Extracted records:
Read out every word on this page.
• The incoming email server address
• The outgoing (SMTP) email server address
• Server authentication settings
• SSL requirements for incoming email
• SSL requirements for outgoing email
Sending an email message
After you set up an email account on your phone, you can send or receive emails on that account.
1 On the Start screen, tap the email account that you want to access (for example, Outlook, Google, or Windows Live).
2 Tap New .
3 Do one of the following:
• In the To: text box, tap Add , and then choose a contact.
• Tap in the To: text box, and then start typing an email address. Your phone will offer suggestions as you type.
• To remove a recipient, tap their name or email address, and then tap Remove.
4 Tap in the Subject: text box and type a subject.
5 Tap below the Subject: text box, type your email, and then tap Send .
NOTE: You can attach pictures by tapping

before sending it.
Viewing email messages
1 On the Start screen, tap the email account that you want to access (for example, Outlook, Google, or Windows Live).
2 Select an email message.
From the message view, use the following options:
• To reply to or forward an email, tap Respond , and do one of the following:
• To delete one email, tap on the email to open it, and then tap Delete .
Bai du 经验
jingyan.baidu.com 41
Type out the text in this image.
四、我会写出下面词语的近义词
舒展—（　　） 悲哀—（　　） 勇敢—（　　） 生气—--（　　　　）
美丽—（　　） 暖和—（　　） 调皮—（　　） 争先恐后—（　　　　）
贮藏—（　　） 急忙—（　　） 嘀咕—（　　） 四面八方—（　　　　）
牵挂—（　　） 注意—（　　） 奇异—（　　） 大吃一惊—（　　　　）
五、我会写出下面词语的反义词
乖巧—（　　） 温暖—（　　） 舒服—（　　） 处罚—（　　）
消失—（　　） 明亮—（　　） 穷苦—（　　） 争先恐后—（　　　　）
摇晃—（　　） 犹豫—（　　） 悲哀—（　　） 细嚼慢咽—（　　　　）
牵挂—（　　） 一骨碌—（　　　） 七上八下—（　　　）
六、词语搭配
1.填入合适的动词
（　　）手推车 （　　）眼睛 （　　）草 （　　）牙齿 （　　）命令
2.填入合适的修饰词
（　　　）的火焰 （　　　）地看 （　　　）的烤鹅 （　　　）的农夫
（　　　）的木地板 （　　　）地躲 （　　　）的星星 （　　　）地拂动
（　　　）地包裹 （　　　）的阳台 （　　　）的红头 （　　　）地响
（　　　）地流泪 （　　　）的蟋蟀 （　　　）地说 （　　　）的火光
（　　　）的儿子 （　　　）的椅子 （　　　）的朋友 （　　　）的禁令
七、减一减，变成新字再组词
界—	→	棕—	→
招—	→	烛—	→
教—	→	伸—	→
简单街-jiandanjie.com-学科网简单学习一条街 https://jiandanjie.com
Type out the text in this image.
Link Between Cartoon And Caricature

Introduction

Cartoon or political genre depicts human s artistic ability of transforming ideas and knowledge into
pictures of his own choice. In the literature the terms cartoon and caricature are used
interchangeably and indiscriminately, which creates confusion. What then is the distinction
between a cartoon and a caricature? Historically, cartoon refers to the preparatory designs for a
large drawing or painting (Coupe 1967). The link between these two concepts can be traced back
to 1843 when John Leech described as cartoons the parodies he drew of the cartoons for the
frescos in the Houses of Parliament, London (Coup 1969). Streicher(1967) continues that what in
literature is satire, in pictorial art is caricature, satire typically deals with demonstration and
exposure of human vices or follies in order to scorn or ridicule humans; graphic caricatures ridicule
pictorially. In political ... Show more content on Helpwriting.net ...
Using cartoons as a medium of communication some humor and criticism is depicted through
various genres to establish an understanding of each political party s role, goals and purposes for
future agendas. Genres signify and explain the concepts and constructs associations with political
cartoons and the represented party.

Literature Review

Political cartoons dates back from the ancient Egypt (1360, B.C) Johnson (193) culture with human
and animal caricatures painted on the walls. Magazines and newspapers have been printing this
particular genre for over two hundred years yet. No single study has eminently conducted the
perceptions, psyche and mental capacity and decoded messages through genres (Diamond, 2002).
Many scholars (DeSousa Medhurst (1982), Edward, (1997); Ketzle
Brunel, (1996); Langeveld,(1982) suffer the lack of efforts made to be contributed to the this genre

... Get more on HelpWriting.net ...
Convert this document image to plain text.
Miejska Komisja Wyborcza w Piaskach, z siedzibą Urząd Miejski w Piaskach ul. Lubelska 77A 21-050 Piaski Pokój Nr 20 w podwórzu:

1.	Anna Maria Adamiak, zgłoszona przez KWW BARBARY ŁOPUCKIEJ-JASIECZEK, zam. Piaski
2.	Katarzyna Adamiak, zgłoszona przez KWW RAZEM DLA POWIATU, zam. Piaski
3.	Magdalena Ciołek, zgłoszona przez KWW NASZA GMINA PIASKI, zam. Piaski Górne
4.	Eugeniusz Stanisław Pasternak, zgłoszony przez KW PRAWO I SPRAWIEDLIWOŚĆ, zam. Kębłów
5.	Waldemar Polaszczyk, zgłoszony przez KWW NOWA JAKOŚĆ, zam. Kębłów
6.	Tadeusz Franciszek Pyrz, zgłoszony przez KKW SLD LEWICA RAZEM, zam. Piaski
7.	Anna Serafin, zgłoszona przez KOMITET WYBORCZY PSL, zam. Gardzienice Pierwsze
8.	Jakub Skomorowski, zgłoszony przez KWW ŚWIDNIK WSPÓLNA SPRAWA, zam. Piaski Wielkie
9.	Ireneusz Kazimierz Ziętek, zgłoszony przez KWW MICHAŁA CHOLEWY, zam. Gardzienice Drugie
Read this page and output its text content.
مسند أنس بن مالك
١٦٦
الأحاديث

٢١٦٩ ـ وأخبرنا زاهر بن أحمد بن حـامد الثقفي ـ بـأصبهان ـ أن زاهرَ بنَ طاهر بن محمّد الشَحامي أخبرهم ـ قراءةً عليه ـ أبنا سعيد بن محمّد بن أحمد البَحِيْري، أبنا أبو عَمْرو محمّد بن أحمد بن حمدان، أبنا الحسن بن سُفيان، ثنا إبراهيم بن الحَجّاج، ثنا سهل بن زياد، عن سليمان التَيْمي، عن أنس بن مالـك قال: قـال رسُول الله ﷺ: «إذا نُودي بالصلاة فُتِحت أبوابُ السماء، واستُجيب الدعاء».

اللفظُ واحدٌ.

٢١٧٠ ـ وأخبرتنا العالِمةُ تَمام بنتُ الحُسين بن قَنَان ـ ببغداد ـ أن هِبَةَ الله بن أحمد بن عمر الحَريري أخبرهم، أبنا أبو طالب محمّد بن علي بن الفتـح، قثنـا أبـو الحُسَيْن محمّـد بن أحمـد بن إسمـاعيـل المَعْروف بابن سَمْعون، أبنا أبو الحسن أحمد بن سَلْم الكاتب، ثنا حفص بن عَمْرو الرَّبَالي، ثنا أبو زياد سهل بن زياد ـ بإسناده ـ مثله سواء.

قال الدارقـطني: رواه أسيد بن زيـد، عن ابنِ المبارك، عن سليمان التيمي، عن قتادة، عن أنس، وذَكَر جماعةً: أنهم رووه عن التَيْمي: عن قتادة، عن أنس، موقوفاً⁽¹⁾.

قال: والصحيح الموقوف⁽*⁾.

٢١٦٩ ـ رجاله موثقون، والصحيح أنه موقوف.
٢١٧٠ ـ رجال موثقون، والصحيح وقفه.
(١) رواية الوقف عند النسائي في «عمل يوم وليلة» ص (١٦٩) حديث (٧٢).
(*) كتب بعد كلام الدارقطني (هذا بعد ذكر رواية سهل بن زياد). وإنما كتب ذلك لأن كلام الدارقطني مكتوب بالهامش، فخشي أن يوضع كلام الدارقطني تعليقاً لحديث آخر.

What is needed:
Read the lines above. Gather those in which the string "address" is found.

Answer to this exercise:
• The incoming email server address
• The outgoing (SMTP) email server address
• Tap in the To: text box, and then start typing an email address. Your phone will offer suggestions as you type.
• To remove a recipient, tap their name or email address, and then tap Remove.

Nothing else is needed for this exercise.